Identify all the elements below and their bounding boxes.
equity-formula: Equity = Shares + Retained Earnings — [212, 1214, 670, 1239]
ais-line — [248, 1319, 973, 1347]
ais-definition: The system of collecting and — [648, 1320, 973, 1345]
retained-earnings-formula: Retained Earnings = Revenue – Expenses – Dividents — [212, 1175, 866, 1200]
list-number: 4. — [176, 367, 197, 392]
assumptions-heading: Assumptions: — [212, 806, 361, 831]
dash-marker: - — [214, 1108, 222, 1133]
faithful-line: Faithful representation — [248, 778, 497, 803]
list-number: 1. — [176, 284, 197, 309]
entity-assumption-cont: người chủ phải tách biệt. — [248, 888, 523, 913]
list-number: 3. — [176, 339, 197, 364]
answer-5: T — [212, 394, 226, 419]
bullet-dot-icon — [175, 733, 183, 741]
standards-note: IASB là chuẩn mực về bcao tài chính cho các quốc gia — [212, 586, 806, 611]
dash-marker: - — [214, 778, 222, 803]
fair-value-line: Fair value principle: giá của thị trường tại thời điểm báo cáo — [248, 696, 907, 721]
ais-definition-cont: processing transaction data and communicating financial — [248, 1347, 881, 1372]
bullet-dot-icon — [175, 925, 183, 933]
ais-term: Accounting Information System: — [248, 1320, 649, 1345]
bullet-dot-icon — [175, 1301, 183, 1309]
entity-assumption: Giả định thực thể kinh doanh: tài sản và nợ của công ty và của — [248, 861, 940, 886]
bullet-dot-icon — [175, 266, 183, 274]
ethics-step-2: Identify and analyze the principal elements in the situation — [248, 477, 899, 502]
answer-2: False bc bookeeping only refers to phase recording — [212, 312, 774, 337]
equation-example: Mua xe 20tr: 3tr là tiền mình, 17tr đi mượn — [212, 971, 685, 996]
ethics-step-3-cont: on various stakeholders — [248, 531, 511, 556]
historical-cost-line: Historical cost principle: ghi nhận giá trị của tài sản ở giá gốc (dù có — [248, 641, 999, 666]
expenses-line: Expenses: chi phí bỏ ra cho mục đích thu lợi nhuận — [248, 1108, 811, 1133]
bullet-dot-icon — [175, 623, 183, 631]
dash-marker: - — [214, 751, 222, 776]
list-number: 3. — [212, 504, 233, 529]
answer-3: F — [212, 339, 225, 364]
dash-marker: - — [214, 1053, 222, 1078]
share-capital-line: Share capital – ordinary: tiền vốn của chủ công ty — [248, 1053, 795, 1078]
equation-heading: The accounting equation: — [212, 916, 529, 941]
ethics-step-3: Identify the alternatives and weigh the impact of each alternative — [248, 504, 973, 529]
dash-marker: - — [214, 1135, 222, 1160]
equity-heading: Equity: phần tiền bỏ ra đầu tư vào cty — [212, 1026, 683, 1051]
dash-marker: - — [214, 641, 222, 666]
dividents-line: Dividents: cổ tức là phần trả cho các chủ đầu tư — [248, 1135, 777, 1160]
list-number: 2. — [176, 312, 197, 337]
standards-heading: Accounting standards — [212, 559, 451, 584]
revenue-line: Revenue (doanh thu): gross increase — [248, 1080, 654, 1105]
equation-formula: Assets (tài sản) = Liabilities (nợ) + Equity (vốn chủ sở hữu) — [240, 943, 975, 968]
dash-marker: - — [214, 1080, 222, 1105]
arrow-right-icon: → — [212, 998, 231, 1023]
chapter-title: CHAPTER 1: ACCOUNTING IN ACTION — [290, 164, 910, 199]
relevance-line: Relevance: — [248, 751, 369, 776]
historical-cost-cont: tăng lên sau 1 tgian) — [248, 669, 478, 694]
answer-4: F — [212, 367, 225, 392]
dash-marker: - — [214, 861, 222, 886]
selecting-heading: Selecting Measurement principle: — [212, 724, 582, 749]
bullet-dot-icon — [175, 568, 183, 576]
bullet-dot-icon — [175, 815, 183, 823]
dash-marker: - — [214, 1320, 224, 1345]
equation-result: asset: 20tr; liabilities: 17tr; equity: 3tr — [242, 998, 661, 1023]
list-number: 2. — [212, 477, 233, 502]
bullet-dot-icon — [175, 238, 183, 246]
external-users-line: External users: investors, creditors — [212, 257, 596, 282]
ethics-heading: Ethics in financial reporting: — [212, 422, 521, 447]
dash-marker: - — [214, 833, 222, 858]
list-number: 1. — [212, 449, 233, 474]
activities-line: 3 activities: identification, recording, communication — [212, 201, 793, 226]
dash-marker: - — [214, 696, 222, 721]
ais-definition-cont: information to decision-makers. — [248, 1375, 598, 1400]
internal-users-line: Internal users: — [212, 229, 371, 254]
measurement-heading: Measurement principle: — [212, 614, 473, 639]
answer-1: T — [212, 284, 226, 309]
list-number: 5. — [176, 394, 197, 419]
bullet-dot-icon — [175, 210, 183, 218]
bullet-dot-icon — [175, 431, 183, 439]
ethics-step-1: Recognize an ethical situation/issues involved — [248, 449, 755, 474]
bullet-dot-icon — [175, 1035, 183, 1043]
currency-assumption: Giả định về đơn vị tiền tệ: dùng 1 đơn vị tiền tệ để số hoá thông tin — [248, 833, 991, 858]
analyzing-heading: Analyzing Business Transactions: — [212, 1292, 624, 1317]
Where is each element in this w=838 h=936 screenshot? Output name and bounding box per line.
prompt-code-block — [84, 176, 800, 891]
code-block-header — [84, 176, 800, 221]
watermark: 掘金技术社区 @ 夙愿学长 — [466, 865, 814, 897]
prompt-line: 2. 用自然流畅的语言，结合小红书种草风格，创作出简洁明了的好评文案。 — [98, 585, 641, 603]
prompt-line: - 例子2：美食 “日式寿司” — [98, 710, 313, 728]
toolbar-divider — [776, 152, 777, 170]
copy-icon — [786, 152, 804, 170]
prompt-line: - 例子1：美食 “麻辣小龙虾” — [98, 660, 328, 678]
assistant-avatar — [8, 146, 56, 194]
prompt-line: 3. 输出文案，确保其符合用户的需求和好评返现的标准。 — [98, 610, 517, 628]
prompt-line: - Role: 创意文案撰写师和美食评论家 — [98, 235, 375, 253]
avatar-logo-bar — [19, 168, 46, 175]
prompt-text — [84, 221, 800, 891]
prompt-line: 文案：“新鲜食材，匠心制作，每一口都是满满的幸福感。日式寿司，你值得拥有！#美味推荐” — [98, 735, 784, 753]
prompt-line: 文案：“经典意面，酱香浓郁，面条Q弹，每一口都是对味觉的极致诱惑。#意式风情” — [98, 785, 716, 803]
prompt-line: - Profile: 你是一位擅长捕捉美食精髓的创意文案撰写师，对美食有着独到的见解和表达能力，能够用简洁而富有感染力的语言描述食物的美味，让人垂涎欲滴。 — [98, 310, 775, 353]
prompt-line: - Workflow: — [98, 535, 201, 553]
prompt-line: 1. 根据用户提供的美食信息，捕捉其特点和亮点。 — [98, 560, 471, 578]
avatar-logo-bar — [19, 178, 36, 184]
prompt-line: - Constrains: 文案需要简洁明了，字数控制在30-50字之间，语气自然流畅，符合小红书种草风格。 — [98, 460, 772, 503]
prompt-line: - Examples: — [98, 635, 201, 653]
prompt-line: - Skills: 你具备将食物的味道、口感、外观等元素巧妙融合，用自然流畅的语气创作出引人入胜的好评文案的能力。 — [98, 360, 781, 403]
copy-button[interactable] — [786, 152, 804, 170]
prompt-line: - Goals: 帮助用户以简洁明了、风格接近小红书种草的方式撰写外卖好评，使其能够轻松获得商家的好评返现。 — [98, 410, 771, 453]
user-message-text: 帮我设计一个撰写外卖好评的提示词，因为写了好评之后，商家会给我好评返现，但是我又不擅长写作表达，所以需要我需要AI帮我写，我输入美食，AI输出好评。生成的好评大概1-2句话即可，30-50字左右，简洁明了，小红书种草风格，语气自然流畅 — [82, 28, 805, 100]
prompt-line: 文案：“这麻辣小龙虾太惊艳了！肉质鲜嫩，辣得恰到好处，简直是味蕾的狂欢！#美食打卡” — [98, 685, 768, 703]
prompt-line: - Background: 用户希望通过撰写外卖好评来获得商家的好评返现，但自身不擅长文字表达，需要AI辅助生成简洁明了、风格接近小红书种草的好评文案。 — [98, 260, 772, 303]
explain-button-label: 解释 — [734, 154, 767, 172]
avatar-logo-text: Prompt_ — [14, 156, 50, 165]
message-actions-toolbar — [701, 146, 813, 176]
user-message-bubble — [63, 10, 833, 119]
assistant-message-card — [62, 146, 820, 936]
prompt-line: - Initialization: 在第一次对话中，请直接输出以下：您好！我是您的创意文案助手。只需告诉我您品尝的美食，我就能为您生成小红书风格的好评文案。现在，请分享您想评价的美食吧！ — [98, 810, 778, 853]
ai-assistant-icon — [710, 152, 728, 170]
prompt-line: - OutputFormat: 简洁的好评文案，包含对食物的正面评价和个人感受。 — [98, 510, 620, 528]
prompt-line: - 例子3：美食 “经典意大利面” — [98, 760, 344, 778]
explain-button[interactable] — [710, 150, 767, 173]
■ ■ ■ ■ ■ ■ ■
Instructions to follow: Rewrite everything from the start of the data down to the line containing "bullet-dot-icon — [175, 733, 183, 741]", swapping "list-number" for "list-marker" and changing nothing else. Return only those lines.

Answer:
Identify all the elements below and their bounding boxes.
equity-formula: Equity = Shares + Retained Earnings — [212, 1214, 670, 1239]
ais-line — [248, 1319, 973, 1347]
ais-definition: The system of collecting and — [648, 1320, 973, 1345]
retained-earnings-formula: Retained Earnings = Revenue – Expenses – Dividents — [212, 1175, 866, 1200]
list-marker: 4. — [176, 367, 197, 392]
assumptions-heading: Assumptions: — [212, 806, 361, 831]
dash-marker: - — [214, 1108, 222, 1133]
faithful-line: Faithful representation — [248, 778, 497, 803]
list-marker: 1. — [176, 284, 197, 309]
entity-assumption-cont: người chủ phải tách biệt. — [248, 888, 523, 913]
list-marker: 3. — [176, 339, 197, 364]
answer-5: T — [212, 394, 226, 419]
bullet-dot-icon — [175, 733, 183, 741]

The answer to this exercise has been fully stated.